* [Entries provided]
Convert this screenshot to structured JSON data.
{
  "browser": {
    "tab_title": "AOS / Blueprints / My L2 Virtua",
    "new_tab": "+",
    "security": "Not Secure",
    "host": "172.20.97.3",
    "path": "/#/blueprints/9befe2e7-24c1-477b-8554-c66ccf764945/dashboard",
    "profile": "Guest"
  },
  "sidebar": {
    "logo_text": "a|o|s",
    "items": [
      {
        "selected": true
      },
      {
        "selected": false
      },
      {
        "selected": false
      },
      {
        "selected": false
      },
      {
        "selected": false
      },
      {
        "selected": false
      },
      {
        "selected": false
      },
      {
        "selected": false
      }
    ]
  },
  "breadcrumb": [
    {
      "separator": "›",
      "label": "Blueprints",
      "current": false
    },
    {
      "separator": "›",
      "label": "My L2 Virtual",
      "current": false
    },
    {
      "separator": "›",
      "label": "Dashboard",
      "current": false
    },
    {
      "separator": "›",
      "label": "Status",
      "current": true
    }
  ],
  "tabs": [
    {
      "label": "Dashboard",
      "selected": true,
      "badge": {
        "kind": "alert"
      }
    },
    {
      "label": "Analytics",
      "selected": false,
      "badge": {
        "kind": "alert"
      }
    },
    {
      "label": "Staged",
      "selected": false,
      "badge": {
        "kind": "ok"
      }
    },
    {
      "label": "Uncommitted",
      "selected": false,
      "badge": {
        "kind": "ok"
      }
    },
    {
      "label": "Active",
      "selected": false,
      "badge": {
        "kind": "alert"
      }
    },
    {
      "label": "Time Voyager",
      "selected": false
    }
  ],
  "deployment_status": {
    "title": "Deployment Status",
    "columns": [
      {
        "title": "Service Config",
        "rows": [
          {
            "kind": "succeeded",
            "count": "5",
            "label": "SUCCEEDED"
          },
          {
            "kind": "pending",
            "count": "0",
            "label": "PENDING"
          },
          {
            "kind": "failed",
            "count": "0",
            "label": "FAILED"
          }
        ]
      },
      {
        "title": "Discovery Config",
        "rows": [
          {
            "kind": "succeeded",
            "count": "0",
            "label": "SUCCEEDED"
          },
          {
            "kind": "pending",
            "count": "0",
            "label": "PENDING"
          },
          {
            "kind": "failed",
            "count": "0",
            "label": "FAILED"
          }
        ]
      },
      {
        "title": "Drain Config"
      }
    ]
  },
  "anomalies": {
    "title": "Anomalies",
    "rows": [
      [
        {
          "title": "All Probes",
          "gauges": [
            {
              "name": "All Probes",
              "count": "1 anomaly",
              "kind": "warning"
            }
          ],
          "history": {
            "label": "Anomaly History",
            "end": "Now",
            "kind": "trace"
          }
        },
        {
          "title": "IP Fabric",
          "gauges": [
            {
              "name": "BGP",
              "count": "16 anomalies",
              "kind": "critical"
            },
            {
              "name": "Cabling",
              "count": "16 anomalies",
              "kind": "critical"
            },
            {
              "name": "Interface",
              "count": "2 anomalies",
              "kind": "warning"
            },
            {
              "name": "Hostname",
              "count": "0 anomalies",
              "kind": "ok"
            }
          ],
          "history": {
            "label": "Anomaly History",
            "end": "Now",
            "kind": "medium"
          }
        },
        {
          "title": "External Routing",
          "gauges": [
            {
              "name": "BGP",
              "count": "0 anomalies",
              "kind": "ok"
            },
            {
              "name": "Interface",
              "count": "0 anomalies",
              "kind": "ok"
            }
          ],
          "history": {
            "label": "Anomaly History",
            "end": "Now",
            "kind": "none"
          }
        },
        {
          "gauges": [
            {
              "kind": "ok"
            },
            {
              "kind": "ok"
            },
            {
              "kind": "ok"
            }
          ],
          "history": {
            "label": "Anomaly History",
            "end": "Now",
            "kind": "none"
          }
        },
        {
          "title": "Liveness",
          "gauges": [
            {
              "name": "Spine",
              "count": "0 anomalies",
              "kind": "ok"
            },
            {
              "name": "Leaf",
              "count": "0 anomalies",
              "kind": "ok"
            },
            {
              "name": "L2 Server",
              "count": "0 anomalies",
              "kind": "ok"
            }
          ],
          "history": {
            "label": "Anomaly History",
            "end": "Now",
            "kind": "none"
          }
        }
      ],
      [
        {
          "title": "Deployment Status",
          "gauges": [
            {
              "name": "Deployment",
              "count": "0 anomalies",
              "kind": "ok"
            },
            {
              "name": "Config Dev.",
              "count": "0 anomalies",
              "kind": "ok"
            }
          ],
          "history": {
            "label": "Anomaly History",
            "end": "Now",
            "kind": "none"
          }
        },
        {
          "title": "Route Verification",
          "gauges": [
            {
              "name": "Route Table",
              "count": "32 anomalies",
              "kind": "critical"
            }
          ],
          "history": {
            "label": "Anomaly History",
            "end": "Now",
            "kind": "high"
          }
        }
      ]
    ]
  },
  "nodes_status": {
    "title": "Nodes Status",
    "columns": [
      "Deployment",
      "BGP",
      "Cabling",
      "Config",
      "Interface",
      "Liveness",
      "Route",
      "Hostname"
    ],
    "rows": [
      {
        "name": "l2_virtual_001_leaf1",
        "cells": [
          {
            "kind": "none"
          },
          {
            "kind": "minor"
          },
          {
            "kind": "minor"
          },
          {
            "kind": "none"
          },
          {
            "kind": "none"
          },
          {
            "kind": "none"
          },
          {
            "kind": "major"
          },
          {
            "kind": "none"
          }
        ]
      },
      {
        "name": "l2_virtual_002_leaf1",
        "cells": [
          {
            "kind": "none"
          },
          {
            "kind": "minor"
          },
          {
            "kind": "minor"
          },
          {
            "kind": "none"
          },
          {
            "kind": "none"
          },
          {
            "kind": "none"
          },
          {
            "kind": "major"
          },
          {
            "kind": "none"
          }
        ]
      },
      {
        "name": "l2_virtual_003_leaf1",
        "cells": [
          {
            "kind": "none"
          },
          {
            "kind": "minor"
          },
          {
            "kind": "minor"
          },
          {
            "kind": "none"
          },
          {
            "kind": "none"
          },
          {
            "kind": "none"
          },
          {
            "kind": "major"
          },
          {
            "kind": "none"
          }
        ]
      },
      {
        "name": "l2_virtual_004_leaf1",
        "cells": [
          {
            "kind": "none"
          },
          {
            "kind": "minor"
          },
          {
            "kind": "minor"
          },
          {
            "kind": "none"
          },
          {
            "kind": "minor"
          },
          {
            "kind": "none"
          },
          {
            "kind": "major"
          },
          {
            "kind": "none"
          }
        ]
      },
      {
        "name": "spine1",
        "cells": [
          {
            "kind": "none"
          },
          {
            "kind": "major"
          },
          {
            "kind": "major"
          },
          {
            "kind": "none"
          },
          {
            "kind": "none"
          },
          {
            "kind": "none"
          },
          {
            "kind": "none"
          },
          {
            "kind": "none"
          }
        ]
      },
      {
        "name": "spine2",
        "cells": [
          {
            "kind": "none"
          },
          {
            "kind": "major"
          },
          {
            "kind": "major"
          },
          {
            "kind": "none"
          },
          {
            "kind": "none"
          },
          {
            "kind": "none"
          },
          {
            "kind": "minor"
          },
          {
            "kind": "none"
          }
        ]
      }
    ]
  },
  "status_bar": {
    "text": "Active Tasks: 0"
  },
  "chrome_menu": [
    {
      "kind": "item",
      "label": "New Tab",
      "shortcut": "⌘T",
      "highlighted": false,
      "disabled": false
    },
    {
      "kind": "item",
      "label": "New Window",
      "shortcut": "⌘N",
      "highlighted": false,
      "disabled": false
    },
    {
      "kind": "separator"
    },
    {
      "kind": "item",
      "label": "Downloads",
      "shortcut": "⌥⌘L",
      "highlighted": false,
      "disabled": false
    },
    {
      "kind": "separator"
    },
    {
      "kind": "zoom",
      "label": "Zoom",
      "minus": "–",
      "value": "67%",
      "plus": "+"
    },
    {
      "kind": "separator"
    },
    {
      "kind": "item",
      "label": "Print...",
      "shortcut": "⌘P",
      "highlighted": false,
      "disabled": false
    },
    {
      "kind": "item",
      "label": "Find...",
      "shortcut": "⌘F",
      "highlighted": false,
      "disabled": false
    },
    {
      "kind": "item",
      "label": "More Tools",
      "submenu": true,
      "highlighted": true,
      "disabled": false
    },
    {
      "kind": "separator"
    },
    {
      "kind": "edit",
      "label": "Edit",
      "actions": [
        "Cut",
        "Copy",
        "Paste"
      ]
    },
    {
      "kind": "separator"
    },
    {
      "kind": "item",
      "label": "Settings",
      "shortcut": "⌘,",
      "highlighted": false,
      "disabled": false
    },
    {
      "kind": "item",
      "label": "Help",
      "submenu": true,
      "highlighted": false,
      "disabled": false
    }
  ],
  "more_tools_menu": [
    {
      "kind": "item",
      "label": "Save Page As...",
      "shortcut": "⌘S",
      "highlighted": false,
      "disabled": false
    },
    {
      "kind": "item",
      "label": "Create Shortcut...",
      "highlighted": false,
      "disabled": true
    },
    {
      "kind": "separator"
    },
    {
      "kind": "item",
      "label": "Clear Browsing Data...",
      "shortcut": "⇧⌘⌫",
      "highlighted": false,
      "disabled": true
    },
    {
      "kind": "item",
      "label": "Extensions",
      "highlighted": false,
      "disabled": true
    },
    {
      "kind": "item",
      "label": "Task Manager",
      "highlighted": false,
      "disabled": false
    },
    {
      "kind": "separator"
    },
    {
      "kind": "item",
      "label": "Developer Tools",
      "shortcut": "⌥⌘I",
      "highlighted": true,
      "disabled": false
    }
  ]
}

* [Problem details] Where a line above contains the word "Config", copy that line.

* [Right answer]
        "title": "Service Config",
        "title": "Discovery Config",
        "title": "Drain Config"
              "name": "Config Dev.",
      "Config",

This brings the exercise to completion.